>> Start Dataset rows

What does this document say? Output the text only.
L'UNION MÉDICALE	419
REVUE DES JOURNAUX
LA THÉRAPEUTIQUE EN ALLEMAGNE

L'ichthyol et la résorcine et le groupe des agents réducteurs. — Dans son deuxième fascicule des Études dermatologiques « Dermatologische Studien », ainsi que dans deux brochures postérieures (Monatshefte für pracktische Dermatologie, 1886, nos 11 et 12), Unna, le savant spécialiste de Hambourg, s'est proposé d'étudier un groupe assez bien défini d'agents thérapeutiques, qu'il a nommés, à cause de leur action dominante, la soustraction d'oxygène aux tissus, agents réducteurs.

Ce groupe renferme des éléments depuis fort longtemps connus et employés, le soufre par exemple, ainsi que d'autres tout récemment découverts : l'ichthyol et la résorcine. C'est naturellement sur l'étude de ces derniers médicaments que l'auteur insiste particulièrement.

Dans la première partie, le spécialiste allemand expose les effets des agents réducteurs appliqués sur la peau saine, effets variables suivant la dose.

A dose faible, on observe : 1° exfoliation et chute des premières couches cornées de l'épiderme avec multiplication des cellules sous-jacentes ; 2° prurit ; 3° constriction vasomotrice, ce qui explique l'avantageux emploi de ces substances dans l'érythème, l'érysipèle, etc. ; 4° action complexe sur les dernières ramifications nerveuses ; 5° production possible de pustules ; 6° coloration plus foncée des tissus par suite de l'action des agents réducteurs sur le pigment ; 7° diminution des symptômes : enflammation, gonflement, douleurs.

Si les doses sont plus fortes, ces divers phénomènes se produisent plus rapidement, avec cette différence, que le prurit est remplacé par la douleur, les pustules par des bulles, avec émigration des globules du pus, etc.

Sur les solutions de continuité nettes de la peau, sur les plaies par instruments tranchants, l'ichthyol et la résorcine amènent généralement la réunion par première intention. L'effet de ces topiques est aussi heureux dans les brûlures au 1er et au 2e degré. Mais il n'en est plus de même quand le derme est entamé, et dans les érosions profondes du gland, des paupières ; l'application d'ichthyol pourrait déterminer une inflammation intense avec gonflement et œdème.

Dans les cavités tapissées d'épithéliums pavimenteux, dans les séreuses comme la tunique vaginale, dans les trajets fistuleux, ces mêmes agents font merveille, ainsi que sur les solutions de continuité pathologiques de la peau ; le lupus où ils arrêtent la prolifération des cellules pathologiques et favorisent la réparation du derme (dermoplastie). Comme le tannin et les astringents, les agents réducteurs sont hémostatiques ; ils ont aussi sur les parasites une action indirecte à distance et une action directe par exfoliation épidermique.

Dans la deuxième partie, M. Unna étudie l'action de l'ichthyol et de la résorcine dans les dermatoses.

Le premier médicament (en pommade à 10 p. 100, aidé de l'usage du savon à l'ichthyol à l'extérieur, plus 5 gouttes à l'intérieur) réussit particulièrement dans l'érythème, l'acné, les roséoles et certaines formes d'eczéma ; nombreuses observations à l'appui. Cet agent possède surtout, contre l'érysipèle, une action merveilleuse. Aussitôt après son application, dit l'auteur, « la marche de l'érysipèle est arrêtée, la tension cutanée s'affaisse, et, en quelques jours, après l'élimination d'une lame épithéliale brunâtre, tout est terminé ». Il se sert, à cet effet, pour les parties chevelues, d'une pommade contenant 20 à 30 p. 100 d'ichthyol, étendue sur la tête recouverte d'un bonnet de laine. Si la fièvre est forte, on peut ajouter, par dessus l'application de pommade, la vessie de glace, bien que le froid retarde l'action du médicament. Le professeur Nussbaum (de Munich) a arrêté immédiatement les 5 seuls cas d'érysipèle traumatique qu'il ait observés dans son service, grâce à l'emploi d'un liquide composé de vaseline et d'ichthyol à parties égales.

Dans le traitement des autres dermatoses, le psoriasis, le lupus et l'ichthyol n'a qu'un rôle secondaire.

>> End Dataset rows

Work to be completed
Find the word "dermatoses" in the records and pull out each line that has it.

Reply to the task
Dans la deuxième partie, M. Unna étudie l'action de l'ichthyol et de la résorcine dans les dermatoses.
Dans le traitement des autres dermatoses, le psoriasis, le lupus et l'ichthyol n'a qu'un rôle secondaire.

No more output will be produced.